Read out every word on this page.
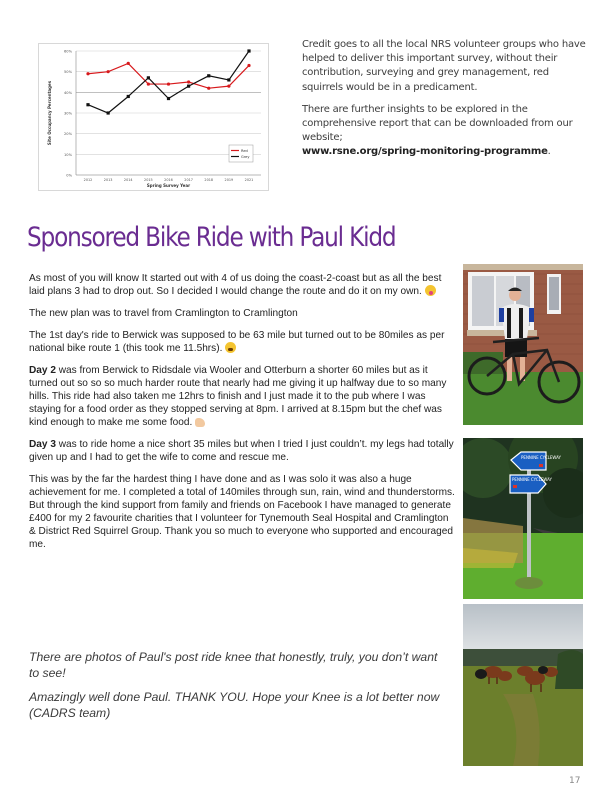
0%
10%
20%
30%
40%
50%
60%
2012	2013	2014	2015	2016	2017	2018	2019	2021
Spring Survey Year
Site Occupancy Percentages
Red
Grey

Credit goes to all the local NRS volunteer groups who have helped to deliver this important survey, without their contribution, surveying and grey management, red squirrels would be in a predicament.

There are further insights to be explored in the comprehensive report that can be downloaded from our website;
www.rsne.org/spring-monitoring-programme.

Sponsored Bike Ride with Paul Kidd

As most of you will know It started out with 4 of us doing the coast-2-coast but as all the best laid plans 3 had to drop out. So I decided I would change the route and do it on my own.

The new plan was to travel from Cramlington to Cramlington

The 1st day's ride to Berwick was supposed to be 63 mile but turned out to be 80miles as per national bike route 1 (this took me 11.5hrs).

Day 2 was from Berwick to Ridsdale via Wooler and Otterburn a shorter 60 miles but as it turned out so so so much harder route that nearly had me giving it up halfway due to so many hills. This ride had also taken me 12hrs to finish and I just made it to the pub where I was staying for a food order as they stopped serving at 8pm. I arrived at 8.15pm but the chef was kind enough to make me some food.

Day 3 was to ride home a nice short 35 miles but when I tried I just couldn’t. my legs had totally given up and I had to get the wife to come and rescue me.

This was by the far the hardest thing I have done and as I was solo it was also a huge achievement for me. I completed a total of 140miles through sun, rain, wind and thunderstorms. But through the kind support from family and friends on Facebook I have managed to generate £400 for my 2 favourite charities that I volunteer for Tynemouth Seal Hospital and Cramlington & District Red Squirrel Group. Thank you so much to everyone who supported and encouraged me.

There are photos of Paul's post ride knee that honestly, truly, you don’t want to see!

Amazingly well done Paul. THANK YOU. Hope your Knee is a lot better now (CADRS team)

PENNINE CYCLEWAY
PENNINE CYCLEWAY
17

════

Task statement → Copy the listing exactly. Any image in it stays out of the copy.

The response →
Read out every word on this page.
0%
10%
20%
30%
40%
50%
60%
2012	2013	2014	2015	2016	2017	2018	2019	2021
Spring Survey Year
Site Occupancy Percentages
Red
Grey

Credit goes to all the local NRS volunteer groups who have helped to deliver this important survey, without their contribution, surveying and grey management, red squirrels would be in a predicament.

There are further insights to be explored in the comprehensive report that can be downloaded from our website;
www.rsne.org/spring-monitoring-programme.

Sponsored Bike Ride with Paul Kidd

As most of you will know It started out with 4 of us doing the coast-2-coast but as all the best laid plans 3 had to drop out. So I decided I would change the route and do it on my own.

The new plan was to travel from Cramlington to Cramlington

The 1st day's ride to Berwick was supposed to be 63 mile but turned out to be 80miles as per national bike route 1 (this took me 11.5hrs).

Day 2 was from Berwick to Ridsdale via Wooler and Otterburn a shorter 60 miles but as it turned out so so so much harder route that nearly had me giving it up halfway due to so many hills. This ride had also taken me 12hrs to finish and I just made it to the pub where I was staying for a food order as they stopped serving at 8pm. I arrived at 8.15pm but the chef was kind enough to make me some food.

Day 3 was to ride home a nice short 35 miles but when I tried I just couldn’t. my legs had totally given up and I had to get the wife to come and rescue me.

This was by the far the hardest thing I have done and as I was solo it was also a huge achievement for me. I completed a total of 140miles through sun, rain, wind and thunderstorms. But through the kind support from family and friends on Facebook I have managed to generate £400 for my 2 favourite charities that I volunteer for Tynemouth Seal Hospital and Cramlington & District Red Squirrel Group. Thank you so much to everyone who supported and encouraged me.

There are photos of Paul's post ride knee that honestly, truly, you don’t want to see!

Amazingly well done Paul. THANK YOU. Hope your Knee is a lot better now (CADRS team)

PENNINE CYCLEWAY
PENNINE CYCLEWAY
17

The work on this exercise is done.